(Entries from a dataset)
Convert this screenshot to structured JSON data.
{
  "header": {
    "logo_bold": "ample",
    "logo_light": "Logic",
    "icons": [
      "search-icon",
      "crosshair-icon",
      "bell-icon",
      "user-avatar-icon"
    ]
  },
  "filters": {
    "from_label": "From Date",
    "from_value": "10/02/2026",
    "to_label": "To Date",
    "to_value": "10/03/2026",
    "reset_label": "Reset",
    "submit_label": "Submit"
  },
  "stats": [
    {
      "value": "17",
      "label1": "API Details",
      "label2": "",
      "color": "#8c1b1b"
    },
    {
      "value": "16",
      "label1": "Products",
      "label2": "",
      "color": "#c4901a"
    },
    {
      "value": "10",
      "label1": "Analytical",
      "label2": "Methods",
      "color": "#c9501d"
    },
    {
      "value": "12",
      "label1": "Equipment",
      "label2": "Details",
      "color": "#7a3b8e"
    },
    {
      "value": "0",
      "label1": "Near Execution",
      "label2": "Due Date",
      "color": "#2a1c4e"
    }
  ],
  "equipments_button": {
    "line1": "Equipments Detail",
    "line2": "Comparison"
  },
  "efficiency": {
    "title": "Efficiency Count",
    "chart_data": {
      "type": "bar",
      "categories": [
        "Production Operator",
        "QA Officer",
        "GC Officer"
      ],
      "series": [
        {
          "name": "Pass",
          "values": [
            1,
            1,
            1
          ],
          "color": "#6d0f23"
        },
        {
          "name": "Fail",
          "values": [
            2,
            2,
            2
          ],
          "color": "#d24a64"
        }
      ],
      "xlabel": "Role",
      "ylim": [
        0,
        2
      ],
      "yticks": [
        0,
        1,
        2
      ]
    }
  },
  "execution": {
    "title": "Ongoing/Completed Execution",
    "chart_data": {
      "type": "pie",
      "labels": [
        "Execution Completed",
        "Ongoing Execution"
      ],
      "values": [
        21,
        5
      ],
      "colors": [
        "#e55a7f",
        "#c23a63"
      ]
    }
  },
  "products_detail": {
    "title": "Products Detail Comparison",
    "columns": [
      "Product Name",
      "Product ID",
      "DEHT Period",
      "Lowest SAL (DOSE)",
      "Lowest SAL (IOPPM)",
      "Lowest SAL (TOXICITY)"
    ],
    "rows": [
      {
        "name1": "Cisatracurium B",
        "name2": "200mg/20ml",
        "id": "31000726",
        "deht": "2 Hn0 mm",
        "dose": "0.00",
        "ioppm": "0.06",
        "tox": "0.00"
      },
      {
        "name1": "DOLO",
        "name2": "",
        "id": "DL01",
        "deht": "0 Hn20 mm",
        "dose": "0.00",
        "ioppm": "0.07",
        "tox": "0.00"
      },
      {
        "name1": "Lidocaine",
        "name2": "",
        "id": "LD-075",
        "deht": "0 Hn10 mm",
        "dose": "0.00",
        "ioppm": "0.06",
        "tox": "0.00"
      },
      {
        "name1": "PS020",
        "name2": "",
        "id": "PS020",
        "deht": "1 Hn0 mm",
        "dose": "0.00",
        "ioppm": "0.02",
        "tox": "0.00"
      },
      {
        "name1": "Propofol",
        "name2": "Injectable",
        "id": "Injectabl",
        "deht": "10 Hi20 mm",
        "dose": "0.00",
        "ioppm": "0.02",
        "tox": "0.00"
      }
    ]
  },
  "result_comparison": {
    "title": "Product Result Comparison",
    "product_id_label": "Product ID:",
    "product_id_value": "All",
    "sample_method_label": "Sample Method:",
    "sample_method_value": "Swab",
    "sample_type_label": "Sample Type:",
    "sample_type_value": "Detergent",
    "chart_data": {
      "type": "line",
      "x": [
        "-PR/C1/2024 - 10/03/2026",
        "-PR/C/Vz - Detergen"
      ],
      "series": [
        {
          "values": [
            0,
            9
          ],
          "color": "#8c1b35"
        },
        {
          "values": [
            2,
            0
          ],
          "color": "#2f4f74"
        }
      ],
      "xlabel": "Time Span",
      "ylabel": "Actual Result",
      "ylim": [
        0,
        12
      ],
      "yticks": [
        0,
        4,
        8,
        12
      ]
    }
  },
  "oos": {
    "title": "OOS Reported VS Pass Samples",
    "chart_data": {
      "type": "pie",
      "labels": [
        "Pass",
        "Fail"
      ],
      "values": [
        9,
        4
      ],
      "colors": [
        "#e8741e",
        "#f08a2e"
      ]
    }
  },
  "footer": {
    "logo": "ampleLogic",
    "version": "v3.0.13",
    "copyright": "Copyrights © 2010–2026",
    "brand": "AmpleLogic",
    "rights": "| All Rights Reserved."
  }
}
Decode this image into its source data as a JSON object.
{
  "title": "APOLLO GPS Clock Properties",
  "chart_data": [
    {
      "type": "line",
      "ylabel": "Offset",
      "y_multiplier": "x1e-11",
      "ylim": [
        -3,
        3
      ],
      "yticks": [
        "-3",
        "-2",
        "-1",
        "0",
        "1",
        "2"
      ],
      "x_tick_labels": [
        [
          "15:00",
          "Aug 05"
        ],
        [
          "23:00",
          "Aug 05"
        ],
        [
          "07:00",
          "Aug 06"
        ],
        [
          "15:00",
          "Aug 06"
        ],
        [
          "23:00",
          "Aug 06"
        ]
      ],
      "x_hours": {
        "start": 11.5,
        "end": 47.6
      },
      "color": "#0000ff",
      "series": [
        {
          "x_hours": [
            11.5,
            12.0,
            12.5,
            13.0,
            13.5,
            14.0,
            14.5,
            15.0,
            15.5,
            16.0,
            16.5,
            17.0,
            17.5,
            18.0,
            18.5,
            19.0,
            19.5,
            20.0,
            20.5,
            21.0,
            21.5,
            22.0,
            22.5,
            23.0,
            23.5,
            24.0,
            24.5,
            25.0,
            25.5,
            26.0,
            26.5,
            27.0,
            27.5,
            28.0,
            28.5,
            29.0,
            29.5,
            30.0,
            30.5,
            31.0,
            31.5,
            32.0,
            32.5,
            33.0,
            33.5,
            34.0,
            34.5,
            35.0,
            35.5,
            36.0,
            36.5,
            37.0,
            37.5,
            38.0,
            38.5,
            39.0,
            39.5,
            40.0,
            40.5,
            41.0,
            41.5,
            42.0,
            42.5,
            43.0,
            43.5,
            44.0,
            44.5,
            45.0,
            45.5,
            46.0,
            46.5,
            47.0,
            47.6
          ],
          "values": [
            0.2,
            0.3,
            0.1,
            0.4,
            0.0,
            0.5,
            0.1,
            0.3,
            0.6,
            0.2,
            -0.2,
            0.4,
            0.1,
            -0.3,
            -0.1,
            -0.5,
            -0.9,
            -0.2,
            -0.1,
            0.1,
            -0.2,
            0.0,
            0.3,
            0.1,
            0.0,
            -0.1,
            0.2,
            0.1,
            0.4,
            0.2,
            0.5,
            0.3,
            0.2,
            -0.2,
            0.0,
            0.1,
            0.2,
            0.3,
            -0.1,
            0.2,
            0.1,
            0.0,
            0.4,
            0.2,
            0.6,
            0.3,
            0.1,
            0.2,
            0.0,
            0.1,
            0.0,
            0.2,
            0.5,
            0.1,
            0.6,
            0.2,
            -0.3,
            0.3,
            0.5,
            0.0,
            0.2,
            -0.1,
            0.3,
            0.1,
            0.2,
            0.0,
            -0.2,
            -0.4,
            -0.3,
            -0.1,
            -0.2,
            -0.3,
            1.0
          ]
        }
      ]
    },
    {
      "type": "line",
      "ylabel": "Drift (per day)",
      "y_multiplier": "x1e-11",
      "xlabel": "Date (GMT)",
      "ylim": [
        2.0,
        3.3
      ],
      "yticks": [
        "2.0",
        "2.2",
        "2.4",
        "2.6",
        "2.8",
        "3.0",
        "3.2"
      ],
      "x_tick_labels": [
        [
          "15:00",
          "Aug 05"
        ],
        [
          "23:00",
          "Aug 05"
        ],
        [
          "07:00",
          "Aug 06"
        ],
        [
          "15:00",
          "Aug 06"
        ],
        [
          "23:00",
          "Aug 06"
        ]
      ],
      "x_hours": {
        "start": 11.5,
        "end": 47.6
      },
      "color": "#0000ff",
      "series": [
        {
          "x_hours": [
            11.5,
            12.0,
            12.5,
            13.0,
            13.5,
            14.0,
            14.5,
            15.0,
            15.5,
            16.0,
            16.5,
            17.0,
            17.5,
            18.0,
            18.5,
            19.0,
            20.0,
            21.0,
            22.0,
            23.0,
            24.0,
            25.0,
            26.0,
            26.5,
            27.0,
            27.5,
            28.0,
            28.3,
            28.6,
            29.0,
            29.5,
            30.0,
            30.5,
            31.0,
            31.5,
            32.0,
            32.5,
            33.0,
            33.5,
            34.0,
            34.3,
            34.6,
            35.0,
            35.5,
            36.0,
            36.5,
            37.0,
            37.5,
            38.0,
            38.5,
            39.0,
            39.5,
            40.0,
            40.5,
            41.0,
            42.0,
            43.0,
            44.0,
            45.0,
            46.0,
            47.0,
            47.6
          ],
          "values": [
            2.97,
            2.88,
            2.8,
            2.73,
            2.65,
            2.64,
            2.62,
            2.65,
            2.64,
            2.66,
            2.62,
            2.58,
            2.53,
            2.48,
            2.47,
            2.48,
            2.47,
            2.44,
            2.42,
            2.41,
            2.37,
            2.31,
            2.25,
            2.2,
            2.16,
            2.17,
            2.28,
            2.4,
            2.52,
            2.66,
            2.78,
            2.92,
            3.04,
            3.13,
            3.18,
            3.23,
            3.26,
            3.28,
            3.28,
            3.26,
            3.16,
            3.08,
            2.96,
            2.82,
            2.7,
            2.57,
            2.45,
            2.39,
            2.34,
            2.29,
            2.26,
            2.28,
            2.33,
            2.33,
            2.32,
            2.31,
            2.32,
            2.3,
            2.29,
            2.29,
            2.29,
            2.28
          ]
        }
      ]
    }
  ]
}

__TO BE DONE__: Search the records above for the string "Ongoing". Copy every line that contains it.

__RESPONSE__:
    "title": "Ongoing/Completed Execution",
        "Ongoing Execution"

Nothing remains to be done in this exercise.